Description of the task:
Copy the data that follows, character for character, minus the pictures.

=== Records for the task ===

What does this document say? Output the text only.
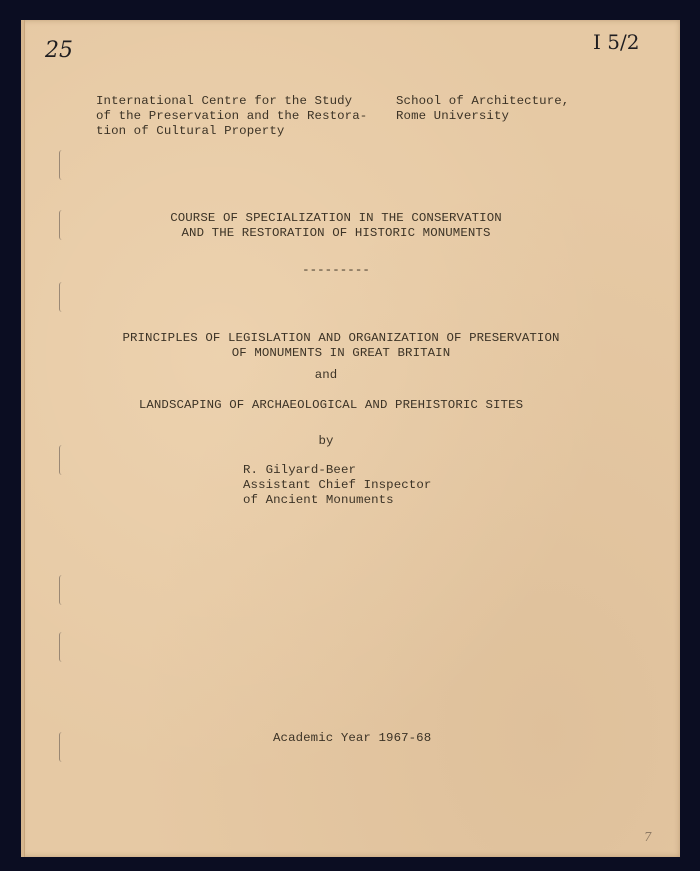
25	I 5/2
7
International Centre for the Study
of the Preservation and the Restora-
tion of Cultural Property
School of Architecture,
Rome University
COURSE OF SPECIALIZATION IN THE CONSERVATION
AND THE RESTORATION OF HISTORIC MONUMENTS
---------
PRINCIPLES OF LEGISLATION AND ORGANIZATION OF PRESERVATION
OF MONUMENTS IN GREAT BRITAIN
and
LANDSCAPING OF ARCHAEOLOGICAL AND PREHISTORIC SITES
by
R. Gilyard-Beer
Assistant Chief Inspector
of Ancient Monuments
Academic Year 1967-68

===

Correct output:
What does this document say? Output the text only.
25	I 5/2
7
International Centre for the Study
of the Preservation and the Restora-
tion of Cultural Property
School of Architecture,
Rome University
COURSE OF SPECIALIZATION IN THE CONSERVATION
AND THE RESTORATION OF HISTORIC MONUMENTS
---------
PRINCIPLES OF LEGISLATION AND ORGANIZATION OF PRESERVATION
OF MONUMENTS IN GREAT BRITAIN
and
LANDSCAPING OF ARCHAEOLOGICAL AND PREHISTORIC SITES
by
R. Gilyard-Beer
Assistant Chief Inspector
of Ancient Monuments
Academic Year 1967-68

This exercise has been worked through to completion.